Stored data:
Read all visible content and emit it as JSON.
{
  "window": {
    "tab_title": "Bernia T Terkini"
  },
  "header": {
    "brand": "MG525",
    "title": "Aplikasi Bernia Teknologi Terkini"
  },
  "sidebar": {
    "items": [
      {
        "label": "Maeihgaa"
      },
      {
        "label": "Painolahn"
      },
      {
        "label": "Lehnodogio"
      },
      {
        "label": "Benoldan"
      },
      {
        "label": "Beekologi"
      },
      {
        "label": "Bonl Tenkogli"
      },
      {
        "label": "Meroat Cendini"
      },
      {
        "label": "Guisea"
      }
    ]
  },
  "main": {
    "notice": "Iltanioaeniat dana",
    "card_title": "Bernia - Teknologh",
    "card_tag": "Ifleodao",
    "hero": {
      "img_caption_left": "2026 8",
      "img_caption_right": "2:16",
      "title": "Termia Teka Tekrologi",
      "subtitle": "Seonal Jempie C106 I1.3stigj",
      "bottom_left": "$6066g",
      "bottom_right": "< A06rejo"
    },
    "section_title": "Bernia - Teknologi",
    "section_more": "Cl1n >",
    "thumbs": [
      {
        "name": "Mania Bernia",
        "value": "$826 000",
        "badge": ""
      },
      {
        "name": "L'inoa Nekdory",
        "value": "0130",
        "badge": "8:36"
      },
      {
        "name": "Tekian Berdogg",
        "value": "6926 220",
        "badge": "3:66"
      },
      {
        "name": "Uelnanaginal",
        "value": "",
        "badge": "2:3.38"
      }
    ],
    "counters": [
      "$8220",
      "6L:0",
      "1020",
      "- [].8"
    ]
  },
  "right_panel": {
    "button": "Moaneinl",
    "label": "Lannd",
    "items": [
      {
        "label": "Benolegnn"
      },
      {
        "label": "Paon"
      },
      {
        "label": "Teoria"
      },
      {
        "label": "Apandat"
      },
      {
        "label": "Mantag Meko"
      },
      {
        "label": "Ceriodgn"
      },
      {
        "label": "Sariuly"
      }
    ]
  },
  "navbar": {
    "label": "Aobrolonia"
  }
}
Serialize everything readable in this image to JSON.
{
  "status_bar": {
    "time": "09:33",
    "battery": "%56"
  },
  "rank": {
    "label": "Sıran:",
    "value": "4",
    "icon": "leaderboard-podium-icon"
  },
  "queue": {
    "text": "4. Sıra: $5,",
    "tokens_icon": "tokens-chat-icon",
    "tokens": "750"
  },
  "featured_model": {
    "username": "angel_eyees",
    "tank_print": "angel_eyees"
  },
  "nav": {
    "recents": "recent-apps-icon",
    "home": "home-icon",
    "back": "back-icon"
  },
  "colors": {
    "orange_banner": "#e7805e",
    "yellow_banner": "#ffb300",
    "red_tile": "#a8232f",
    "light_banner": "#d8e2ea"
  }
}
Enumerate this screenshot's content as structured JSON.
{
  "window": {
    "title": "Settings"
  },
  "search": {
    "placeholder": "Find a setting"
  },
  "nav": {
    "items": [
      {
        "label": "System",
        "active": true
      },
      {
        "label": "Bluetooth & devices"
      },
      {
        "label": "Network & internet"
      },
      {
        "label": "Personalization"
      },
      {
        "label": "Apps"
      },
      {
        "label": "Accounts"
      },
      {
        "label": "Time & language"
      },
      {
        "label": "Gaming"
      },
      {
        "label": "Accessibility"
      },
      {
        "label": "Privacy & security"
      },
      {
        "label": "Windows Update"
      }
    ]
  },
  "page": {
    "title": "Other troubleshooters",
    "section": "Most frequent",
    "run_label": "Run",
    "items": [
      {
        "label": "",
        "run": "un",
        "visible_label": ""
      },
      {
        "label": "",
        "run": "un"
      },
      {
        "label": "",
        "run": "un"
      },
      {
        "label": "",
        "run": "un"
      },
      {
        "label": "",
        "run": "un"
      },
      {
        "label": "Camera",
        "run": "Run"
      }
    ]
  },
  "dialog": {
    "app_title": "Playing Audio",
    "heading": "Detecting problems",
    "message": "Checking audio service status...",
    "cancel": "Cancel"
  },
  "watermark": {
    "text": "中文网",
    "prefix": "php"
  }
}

● **AIM**: Transcribe all lines as written.

● **RESULT OF THE EXERCISE**:
Read all visible content and emit it as JSON.
{
  "window": {
    "tab_title": "Bernia T Terkini"
  },
  "header": {
    "brand": "MG525",
    "title": "Aplikasi Bernia Teknologi Terkini"
  },
  "sidebar": {
    "items": [
      {
        "label": "Maeihgaa"
      },
      {
        "label": "Painolahn"
      },
      {
        "label": "Lehnodogio"
      },
      {
        "label": "Benoldan"
      },
      {
        "label": "Beekologi"
      },
      {
        "label": "Bonl Tenkogli"
      },
      {
        "label": "Meroat Cendini"
      },
      {
        "label": "Guisea"
      }
    ]
  },
  "main": {
    "notice": "Iltanioaeniat dana",
    "card_title": "Bernia - Teknologh",
    "card_tag": "Ifleodao",
    "hero": {
      "img_caption_left": "2026 8",
      "img_caption_right": "2:16",
      "title": "Termia Teka Tekrologi",
      "subtitle": "Seonal Jempie C106 I1.3stigj",
      "bottom_left": "$6066g",
      "bottom_right": "< A06rejo"
    },
    "section_title": "Bernia - Teknologi",
    "section_more": "Cl1n >",
    "thumbs": [
      {
        "name": "Mania Bernia",
        "value": "$826 000",
        "badge": ""
      },
      {
        "name": "L'inoa Nekdory",
        "value": "0130",
        "badge": "8:36"
      },
      {
        "name": "Tekian Berdogg",
        "value": "6926 220",
        "badge": "3:66"
      },
      {
        "name": "Uelnanaginal",
        "value": "",
        "badge": "2:3.38"
      }
    ],
    "counters": [
      "$8220",
      "6L:0",
      "1020",
      "- [].8"
    ]
  },
  "right_panel": {
    "button": "Moaneinl",
    "label": "Lannd",
    "items": [
      {
        "label": "Benolegnn"
      },
      {
        "label": "Paon"
      },
      {
        "label": "Teoria"
      },
      {
        "label": "Apandat"
      },
      {
        "label": "Mantag Meko"
      },
      {
        "label": "Ceriodgn"
      },
      {
        "label": "Sariuly"
      }
    ]
  },
  "navbar": {
    "label": "Aobrolonia"
  }
}
Serialize everything readable in this image to JSON.
{
  "status_bar": {
    "time": "09:33",
    "battery": "%56"
  },
  "rank": {
    "label": "Sıran:",
    "value": "4",
    "icon": "leaderboard-podium-icon"
  },
  "queue": {
    "text": "4. Sıra: $5,",
    "tokens_icon": "tokens-chat-icon",
    "tokens": "750"
  },
  "featured_model": {
    "username": "angel_eyees",
    "tank_print": "angel_eyees"
  },
  "nav": {
    "recents": "recent-apps-icon",
    "home": "home-icon",
    "back": "back-icon"
  },
  "colors": {
    "orange_banner": "#e7805e",
    "yellow_banner": "#ffb300",
    "red_tile": "#a8232f",
    "light_banner": "#d8e2ea"
  }
}
Enumerate this screenshot's content as structured JSON.
{
  "window": {
    "title": "Settings"
  },
  "search": {
    "placeholder": "Find a setting"
  },
  "nav": {
    "items": [
      {
        "label": "System",
        "active": true
      },
      {
        "label": "Bluetooth & devices"
      },
      {
        "label": "Network & internet"
      },
      {
        "label": "Personalization"
      },
      {
        "label": "Apps"
      },
      {
        "label": "Accounts"
      },
      {
        "label": "Time & language"
      },
      {
        "label": "Gaming"
      },
      {
        "label": "Accessibility"
      },
      {
        "label": "Privacy & security"
      },
      {
        "label": "Windows Update"
      }
    ]
  },
  "page": {
    "title": "Other troubleshooters",
    "section": "Most frequent",
    "run_label": "Run",
    "items": [
      {
        "label": "",
        "run": "un",
        "visible_label": ""
      },
      {
        "label": "",
        "run": "un"
      },
      {
        "label": "",
        "run": "un"
      },
      {
        "label": "",
        "run": "un"
      },
      {
        "label": "",
        "run": "un"
      },
      {
        "label": "Camera",
        "run": "Run"
      }
    ]
  },
  "dialog": {
    "app_title": "Playing Audio",
    "heading": "Detecting problems",
    "message": "Checking audio service status...",
    "cancel": "Cancel"
  },
  "watermark": {
    "text": "中文网",
    "prefix": "php"
  }
}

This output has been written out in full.